— Source data —
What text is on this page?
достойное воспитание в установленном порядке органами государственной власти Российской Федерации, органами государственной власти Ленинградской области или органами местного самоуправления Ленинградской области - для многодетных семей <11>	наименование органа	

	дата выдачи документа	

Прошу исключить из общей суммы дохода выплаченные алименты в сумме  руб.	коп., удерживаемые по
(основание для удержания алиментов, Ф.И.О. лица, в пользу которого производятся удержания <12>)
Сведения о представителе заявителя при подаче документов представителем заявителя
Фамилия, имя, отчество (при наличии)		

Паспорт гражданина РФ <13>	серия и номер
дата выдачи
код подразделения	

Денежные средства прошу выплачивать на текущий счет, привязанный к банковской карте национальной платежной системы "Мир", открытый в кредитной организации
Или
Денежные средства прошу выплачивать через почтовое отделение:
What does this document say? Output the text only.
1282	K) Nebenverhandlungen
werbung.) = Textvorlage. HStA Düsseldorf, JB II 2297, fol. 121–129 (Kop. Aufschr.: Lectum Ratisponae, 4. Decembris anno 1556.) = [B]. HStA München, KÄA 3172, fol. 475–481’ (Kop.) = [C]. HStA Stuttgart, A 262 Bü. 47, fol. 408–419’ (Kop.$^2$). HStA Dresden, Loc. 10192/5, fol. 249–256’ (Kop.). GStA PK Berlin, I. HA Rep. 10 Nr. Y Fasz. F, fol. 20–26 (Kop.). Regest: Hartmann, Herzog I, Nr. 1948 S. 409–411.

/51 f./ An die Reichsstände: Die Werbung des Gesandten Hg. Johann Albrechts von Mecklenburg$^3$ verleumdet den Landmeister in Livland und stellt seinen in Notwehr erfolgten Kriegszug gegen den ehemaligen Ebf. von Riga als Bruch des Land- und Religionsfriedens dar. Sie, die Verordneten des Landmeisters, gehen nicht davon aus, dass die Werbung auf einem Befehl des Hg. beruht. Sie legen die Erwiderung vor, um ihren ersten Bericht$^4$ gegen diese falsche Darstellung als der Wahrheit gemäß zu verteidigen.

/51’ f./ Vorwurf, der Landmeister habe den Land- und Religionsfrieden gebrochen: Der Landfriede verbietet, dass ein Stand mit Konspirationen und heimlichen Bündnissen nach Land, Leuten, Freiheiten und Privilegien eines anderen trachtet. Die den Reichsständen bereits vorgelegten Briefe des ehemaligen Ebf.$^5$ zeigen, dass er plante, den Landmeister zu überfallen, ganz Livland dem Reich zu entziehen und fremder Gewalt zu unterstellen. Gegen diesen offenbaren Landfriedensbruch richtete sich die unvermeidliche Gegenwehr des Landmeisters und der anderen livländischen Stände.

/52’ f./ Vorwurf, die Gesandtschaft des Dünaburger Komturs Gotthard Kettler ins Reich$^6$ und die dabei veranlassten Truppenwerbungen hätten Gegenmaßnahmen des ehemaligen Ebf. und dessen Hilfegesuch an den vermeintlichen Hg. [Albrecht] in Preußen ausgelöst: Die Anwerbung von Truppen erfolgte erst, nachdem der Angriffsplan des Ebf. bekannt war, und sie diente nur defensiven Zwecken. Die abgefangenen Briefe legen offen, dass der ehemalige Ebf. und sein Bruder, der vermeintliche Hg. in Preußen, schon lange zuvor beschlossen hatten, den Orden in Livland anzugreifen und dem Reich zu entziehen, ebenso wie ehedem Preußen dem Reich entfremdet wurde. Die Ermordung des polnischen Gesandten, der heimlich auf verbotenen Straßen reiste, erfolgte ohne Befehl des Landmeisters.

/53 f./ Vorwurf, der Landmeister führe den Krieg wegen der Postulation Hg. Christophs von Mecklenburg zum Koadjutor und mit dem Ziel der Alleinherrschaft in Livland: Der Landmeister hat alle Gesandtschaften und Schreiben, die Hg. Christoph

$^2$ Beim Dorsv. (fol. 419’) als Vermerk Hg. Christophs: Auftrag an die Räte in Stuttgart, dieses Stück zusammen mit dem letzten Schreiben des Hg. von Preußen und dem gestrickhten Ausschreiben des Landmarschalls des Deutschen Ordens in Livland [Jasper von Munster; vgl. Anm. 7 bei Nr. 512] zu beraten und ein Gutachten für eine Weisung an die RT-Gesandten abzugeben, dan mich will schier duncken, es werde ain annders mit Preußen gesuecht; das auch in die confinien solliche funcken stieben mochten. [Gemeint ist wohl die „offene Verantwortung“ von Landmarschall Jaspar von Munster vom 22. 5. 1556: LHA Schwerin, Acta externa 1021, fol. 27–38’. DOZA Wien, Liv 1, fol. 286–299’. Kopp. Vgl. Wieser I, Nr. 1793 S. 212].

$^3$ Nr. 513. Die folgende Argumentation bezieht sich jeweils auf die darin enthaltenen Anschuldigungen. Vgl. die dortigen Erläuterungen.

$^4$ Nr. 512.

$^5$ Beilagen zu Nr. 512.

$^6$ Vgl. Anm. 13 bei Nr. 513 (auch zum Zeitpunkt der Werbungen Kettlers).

— Problem statement —
Retype the whole listing, matching it exactly.

— Answer for the task —
What text is on this page?
достойное воспитание в установленном порядке органами государственной власти Российской Федерации, органами государственной власти Ленинградской области или органами местного самоуправления Ленинградской области - для многодетных семей <11>	наименование органа	

	дата выдачи документа	

Прошу исключить из общей суммы дохода выплаченные алименты в сумме  руб.	коп., удерживаемые по
(основание для удержания алиментов, Ф.И.О. лица, в пользу которого производятся удержания <12>)
Сведения о представителе заявителя при подаче документов представителем заявителя
Фамилия, имя, отчество (при наличии)		

Паспорт гражданина РФ <13>	серия и номер
дата выдачи
код подразделения	

Денежные средства прошу выплачивать на текущий счет, привязанный к банковской карте национальной платежной системы "Мир", открытый в кредитной организации
Или
Денежные средства прошу выплачивать через почтовое отделение:
What does this document say? Output the text only.
1282	K) Nebenverhandlungen
werbung.) = Textvorlage. HStA Düsseldorf, JB II 2297, fol. 121–129 (Kop. Aufschr.: Lectum Ratisponae, 4. Decembris anno 1556.) = [B]. HStA München, KÄA 3172, fol. 475–481’ (Kop.) = [C]. HStA Stuttgart, A 262 Bü. 47, fol. 408–419’ (Kop.$^2$). HStA Dresden, Loc. 10192/5, fol. 249–256’ (Kop.). GStA PK Berlin, I. HA Rep. 10 Nr. Y Fasz. F, fol. 20–26 (Kop.). Regest: Hartmann, Herzog I, Nr. 1948 S. 409–411.

/51 f./ An die Reichsstände: Die Werbung des Gesandten Hg. Johann Albrechts von Mecklenburg$^3$ verleumdet den Landmeister in Livland und stellt seinen in Notwehr erfolgten Kriegszug gegen den ehemaligen Ebf. von Riga als Bruch des Land- und Religionsfriedens dar. Sie, die Verordneten des Landmeisters, gehen nicht davon aus, dass die Werbung auf einem Befehl des Hg. beruht. Sie legen die Erwiderung vor, um ihren ersten Bericht$^4$ gegen diese falsche Darstellung als der Wahrheit gemäß zu verteidigen.

/51’ f./ Vorwurf, der Landmeister habe den Land- und Religionsfrieden gebrochen: Der Landfriede verbietet, dass ein Stand mit Konspirationen und heimlichen Bündnissen nach Land, Leuten, Freiheiten und Privilegien eines anderen trachtet. Die den Reichsständen bereits vorgelegten Briefe des ehemaligen Ebf.$^5$ zeigen, dass er plante, den Landmeister zu überfallen, ganz Livland dem Reich zu entziehen und fremder Gewalt zu unterstellen. Gegen diesen offenbaren Landfriedensbruch richtete sich die unvermeidliche Gegenwehr des Landmeisters und der anderen livländischen Stände.

/52’ f./ Vorwurf, die Gesandtschaft des Dünaburger Komturs Gotthard Kettler ins Reich$^6$ und die dabei veranlassten Truppenwerbungen hätten Gegenmaßnahmen des ehemaligen Ebf. und dessen Hilfegesuch an den vermeintlichen Hg. [Albrecht] in Preußen ausgelöst: Die Anwerbung von Truppen erfolgte erst, nachdem der Angriffsplan des Ebf. bekannt war, und sie diente nur defensiven Zwecken. Die abgefangenen Briefe legen offen, dass der ehemalige Ebf. und sein Bruder, der vermeintliche Hg. in Preußen, schon lange zuvor beschlossen hatten, den Orden in Livland anzugreifen und dem Reich zu entziehen, ebenso wie ehedem Preußen dem Reich entfremdet wurde. Die Ermordung des polnischen Gesandten, der heimlich auf verbotenen Straßen reiste, erfolgte ohne Befehl des Landmeisters.

/53 f./ Vorwurf, der Landmeister führe den Krieg wegen der Postulation Hg. Christophs von Mecklenburg zum Koadjutor und mit dem Ziel der Alleinherrschaft in Livland: Der Landmeister hat alle Gesandtschaften und Schreiben, die Hg. Christoph

$^2$ Beim Dorsv. (fol. 419’) als Vermerk Hg. Christophs: Auftrag an die Räte in Stuttgart, dieses Stück zusammen mit dem letzten Schreiben des Hg. von Preußen und dem gestrickhten Ausschreiben des Landmarschalls des Deutschen Ordens in Livland [Jasper von Munster; vgl. Anm. 7 bei Nr. 512] zu beraten und ein Gutachten für eine Weisung an die RT-Gesandten abzugeben, dan mich will schier duncken, es werde ain annders mit Preußen gesuecht; das auch in die confinien solliche funcken stieben mochten. [Gemeint ist wohl die „offene Verantwortung“ von Landmarschall Jaspar von Munster vom 22. 5. 1556: LHA Schwerin, Acta externa 1021, fol. 27–38’. DOZA Wien, Liv 1, fol. 286–299’. Kopp. Vgl. Wieser I, Nr. 1793 S. 212].

$^3$ Nr. 513. Die folgende Argumentation bezieht sich jeweils auf die darin enthaltenen Anschuldigungen. Vgl. die dortigen Erläuterungen.

$^4$ Nr. 512.

$^5$ Beilagen zu Nr. 512.

$^6$ Vgl. Anm. 13 bei Nr. 513 (auch zum Zeitpunkt der Werbungen Kettlers).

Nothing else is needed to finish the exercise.